⟨

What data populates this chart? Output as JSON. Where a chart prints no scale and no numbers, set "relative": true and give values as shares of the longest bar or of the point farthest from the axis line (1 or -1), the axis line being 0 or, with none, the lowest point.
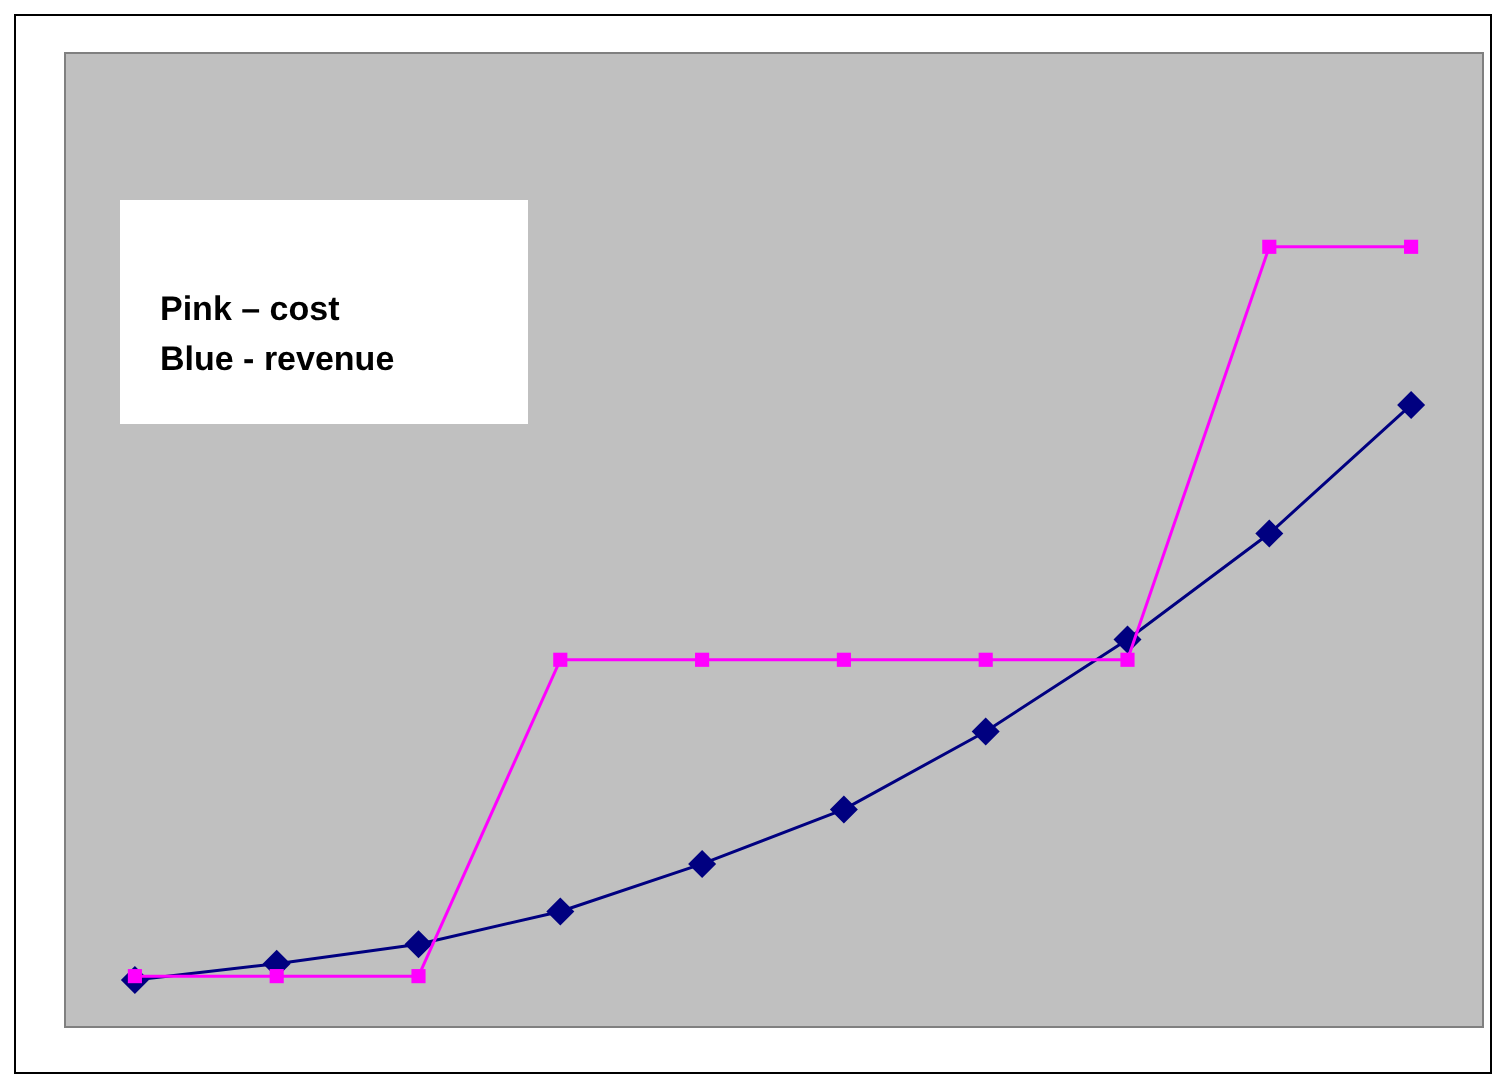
{
  "chart_data": {
    "type": "line",
    "relative": true,
    "categories": [
      null,
      null,
      null,
      null,
      null,
      null,
      null,
      null,
      null,
      null
    ],
    "series": [
      {
        "color": "#ff00ff",
        "marker": "square",
        "values": [
          0.064,
          0.064,
          0.064,
          0.47,
          0.47,
          0.47,
          0.47,
          0.47,
          1,
          1
        ]
      },
      {
        "color": "#000080",
        "marker": "diamond",
        "values": [
          0.059,
          0.08,
          0.105,
          0.147,
          0.208,
          0.278,
          0.378,
          0.496,
          0.632,
          0.797
        ]
      }
    ],
    "annotations": [
      "Pink – cost",
      "Blue - revenue"
    ],
    "grid": false,
    "legend": false
  }
}
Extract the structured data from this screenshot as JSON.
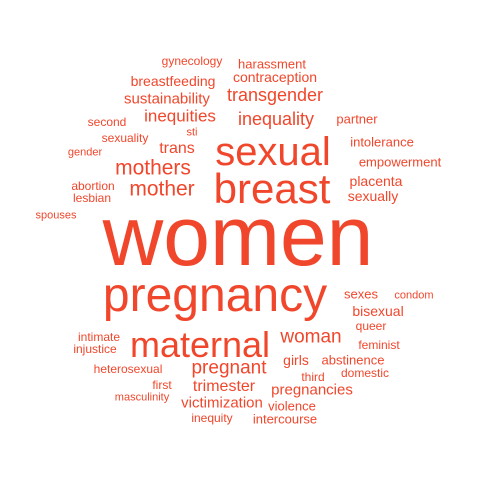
{
  "word_cloud": {
    "color": "#f0472c",
    "words": [
      {
        "text": "women"
      },
      {
        "text": "pregnancy"
      },
      {
        "text": "breast"
      },
      {
        "text": "sexual"
      },
      {
        "text": "maternal"
      },
      {
        "text": "mothers"
      },
      {
        "text": "mother"
      },
      {
        "text": "woman"
      },
      {
        "text": "pregnant"
      },
      {
        "text": "transgender"
      },
      {
        "text": "inequality"
      },
      {
        "text": "inequities"
      },
      {
        "text": "trans"
      },
      {
        "text": "sustainability"
      },
      {
        "text": "trimester"
      },
      {
        "text": "pregnancies"
      },
      {
        "text": "victimization"
      },
      {
        "text": "girls"
      },
      {
        "text": "sexually"
      },
      {
        "text": "placenta"
      },
      {
        "text": "bisexual"
      },
      {
        "text": "breastfeeding"
      },
      {
        "text": "contraception"
      },
      {
        "text": "harassment"
      },
      {
        "text": "gynecology"
      },
      {
        "text": "partner"
      },
      {
        "text": "intolerance"
      },
      {
        "text": "empowerment"
      },
      {
        "text": "second"
      },
      {
        "text": "sexuality"
      },
      {
        "text": "sti"
      },
      {
        "text": "gender"
      },
      {
        "text": "abortion"
      },
      {
        "text": "lesbian"
      },
      {
        "text": "spouses"
      },
      {
        "text": "sexes"
      },
      {
        "text": "condom"
      },
      {
        "text": "queer"
      },
      {
        "text": "intimate"
      },
      {
        "text": "injustice"
      },
      {
        "text": "feminist"
      },
      {
        "text": "abstinence"
      },
      {
        "text": "heterosexual"
      },
      {
        "text": "domestic"
      },
      {
        "text": "third"
      },
      {
        "text": "first"
      },
      {
        "text": "masculinity"
      },
      {
        "text": "violence"
      },
      {
        "text": "inequity"
      },
      {
        "text": "intercourse"
      }
    ]
  }
}
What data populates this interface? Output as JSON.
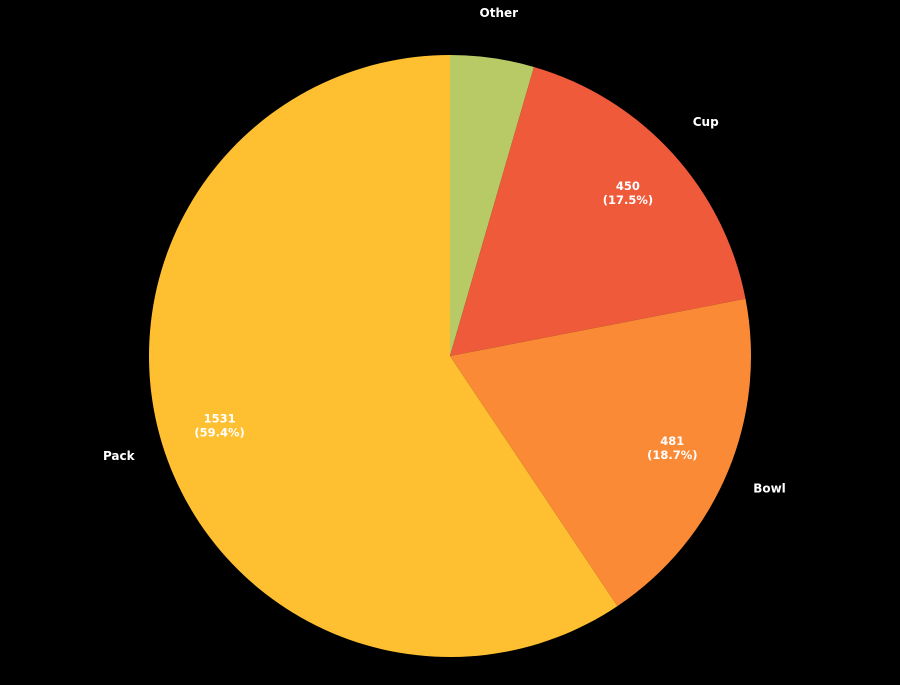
{
  "chart_data": {
    "type": "pie",
    "title": "",
    "start_angle_deg": 90,
    "direction": "clockwise",
    "slices": [
      {
        "label": "Other",
        "value": 116,
        "percent_label": "",
        "value_label": "",
        "color": "#b8ca65"
      },
      {
        "label": "Cup",
        "value": 450,
        "percent_label": "(17.5%)",
        "value_label": "450",
        "color": "#ee5a3a"
      },
      {
        "label": "Bowl",
        "value": 481,
        "percent_label": "(18.7%)",
        "value_label": "481",
        "color": "#fb8a36"
      },
      {
        "label": "Pack",
        "value": 1531,
        "percent_label": "(59.4%)",
        "value_label": "1531",
        "color": "#febf30"
      }
    ]
  }
}
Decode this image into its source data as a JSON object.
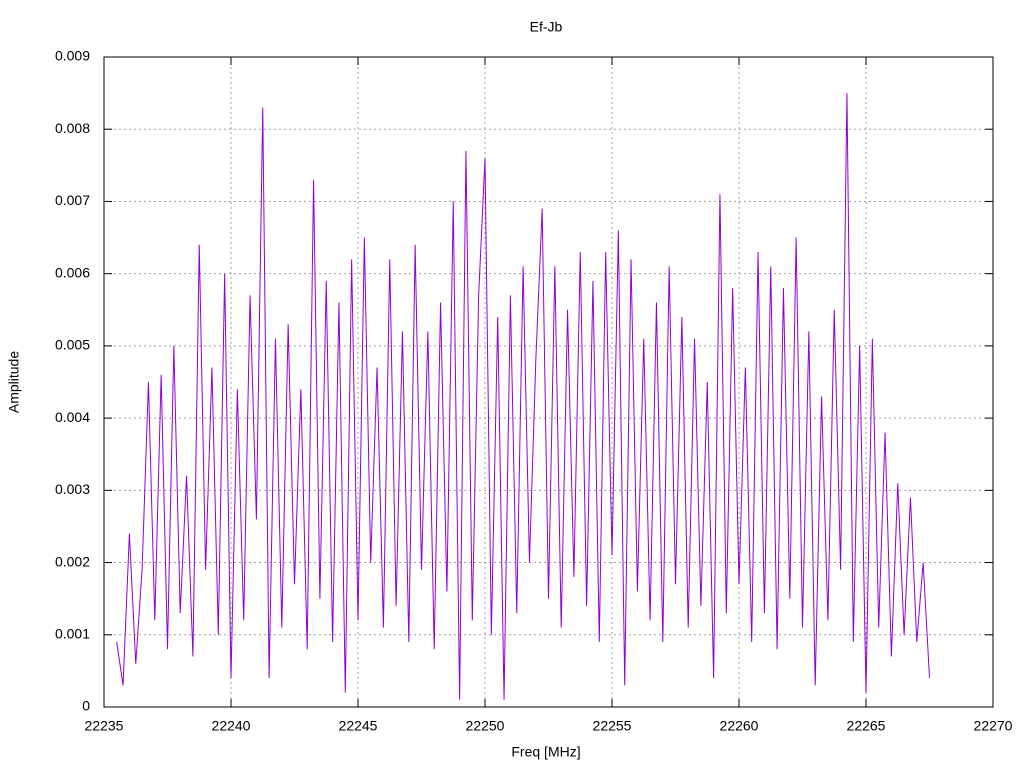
{
  "chart_data": {
    "type": "line",
    "title": "Ef-Jb",
    "xlabel": "Freq [MHz]",
    "ylabel": "Amplitude",
    "color": "#9400d3",
    "grid": true,
    "xlim": [
      22235,
      22270
    ],
    "xticks": [
      22235,
      22240,
      22245,
      22250,
      22255,
      22260,
      22265,
      22270
    ],
    "ylim": [
      0,
      0.009
    ],
    "yticks": [
      0,
      0.001,
      0.002,
      0.003,
      0.004,
      0.005,
      0.006,
      0.007,
      0.008,
      0.009
    ],
    "x": [
      22235.5,
      22235.75,
      22236,
      22236.25,
      22236.5,
      22236.75,
      22237,
      22237.25,
      22237.5,
      22237.75,
      22238,
      22238.25,
      22238.5,
      22238.75,
      22239,
      22239.25,
      22239.5,
      22239.75,
      22240,
      22240.25,
      22240.5,
      22240.75,
      22241,
      22241.25,
      22241.5,
      22241.75,
      22242,
      22242.25,
      22242.5,
      22242.75,
      22243,
      22243.25,
      22243.5,
      22243.75,
      22244,
      22244.25,
      22244.5,
      22244.75,
      22245,
      22245.25,
      22245.5,
      22245.75,
      22246,
      22246.25,
      22246.5,
      22246.75,
      22247,
      22247.25,
      22247.5,
      22247.75,
      22248,
      22248.25,
      22248.5,
      22248.75,
      22249,
      22249.25,
      22249.5,
      22249.75,
      22250,
      22250.25,
      22250.5,
      22250.75,
      22251,
      22251.25,
      22251.5,
      22251.75,
      22252,
      22252.25,
      22252.5,
      22252.75,
      22253,
      22253.25,
      22253.5,
      22253.75,
      22254,
      22254.25,
      22254.5,
      22254.75,
      22255,
      22255.25,
      22255.5,
      22255.75,
      22256,
      22256.25,
      22256.5,
      22256.75,
      22257,
      22257.25,
      22257.5,
      22257.75,
      22258,
      22258.25,
      22258.5,
      22258.75,
      22259,
      22259.25,
      22259.5,
      22259.75,
      22260,
      22260.25,
      22260.5,
      22260.75,
      22261,
      22261.25,
      22261.5,
      22261.75,
      22262,
      22262.25,
      22262.5,
      22262.75,
      22263,
      22263.25,
      22263.5,
      22263.75,
      22264,
      22264.25,
      22264.5,
      22264.75,
      22265,
      22265.25,
      22265.5,
      22265.75,
      22266,
      22266.25,
      22266.5,
      22266.75,
      22267,
      22267.25,
      22267.5
    ],
    "values": [
      0.0009,
      0.0003,
      0.0024,
      0.0006,
      0.0019,
      0.0045,
      0.0012,
      0.0046,
      0.0008,
      0.005,
      0.0013,
      0.0032,
      0.0007,
      0.0064,
      0.0019,
      0.0047,
      0.001,
      0.006,
      0.0004,
      0.0044,
      0.0012,
      0.0057,
      0.0026,
      0.0083,
      0.0004,
      0.0051,
      0.0011,
      0.0053,
      0.0017,
      0.0044,
      0.0008,
      0.0073,
      0.0015,
      0.0059,
      0.0009,
      0.0056,
      0.0002,
      0.0062,
      0.0012,
      0.0065,
      0.002,
      0.0047,
      0.0011,
      0.0062,
      0.0014,
      0.0052,
      0.0009,
      0.0064,
      0.0019,
      0.0052,
      0.0008,
      0.0056,
      0.0016,
      0.007,
      0.0001,
      0.0077,
      0.0012,
      0.0057,
      0.0076,
      0.001,
      0.0054,
      0.0001,
      0.0057,
      0.0013,
      0.0061,
      0.002,
      0.0048,
      0.0069,
      0.0015,
      0.0061,
      0.0011,
      0.0055,
      0.0018,
      0.0063,
      0.0014,
      0.0059,
      0.0009,
      0.0063,
      0.0021,
      0.0066,
      0.0003,
      0.0062,
      0.0016,
      0.0051,
      0.0012,
      0.0056,
      0.0009,
      0.0061,
      0.0017,
      0.0054,
      0.0011,
      0.0051,
      0.0014,
      0.0045,
      0.0004,
      0.0071,
      0.0013,
      0.0058,
      0.0017,
      0.0047,
      0.0009,
      0.0063,
      0.0013,
      0.0061,
      0.0008,
      0.0058,
      0.0015,
      0.0065,
      0.0011,
      0.0052,
      0.0003,
      0.0043,
      0.0012,
      0.0055,
      0.0019,
      0.0085,
      0.0009,
      0.005,
      0.0002,
      0.0051,
      0.0011,
      0.0038,
      0.0007,
      0.0031,
      0.001,
      0.0029,
      0.0009,
      0.002,
      0.0004
    ]
  }
}
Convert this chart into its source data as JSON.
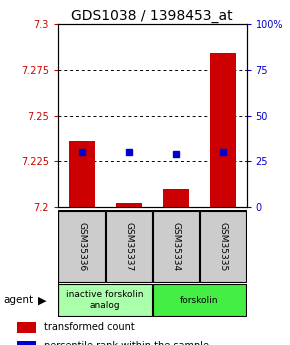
{
  "title": "GDS1038 / 1398453_at",
  "samples": [
    "GSM35336",
    "GSM35337",
    "GSM35334",
    "GSM35335"
  ],
  "red_values": [
    7.236,
    7.202,
    7.21,
    7.284
  ],
  "blue_percentiles": [
    30,
    30,
    29,
    30
  ],
  "ylim_left": [
    7.2,
    7.3
  ],
  "ylim_right": [
    0,
    100
  ],
  "yticks_left": [
    7.2,
    7.225,
    7.25,
    7.275,
    7.3
  ],
  "yticks_right": [
    0,
    25,
    50,
    75,
    100
  ],
  "ytick_labels_left": [
    "7.2",
    "7.225",
    "7.25",
    "7.275",
    "7.3"
  ],
  "ytick_labels_right": [
    "0",
    "25",
    "50",
    "75",
    "100%"
  ],
  "groups": [
    {
      "label": "inactive forskolin\nanalog",
      "samples": [
        0,
        1
      ],
      "color": "#aaffaa"
    },
    {
      "label": "forskolin",
      "samples": [
        2,
        3
      ],
      "color": "#44ee44"
    }
  ],
  "bar_base": 7.2,
  "bar_width": 0.55,
  "red_color": "#cc0000",
  "blue_color": "#0000cc",
  "blue_marker_size": 5,
  "title_fontsize": 10,
  "tick_fontsize": 7,
  "legend_fontsize": 7
}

⟩

**Set exercise**
Find every line that holds "forskolin" and copy it.

**Answer to the task**
      "label": "inactive forskolin\nanalog",
      "label": "forskolin",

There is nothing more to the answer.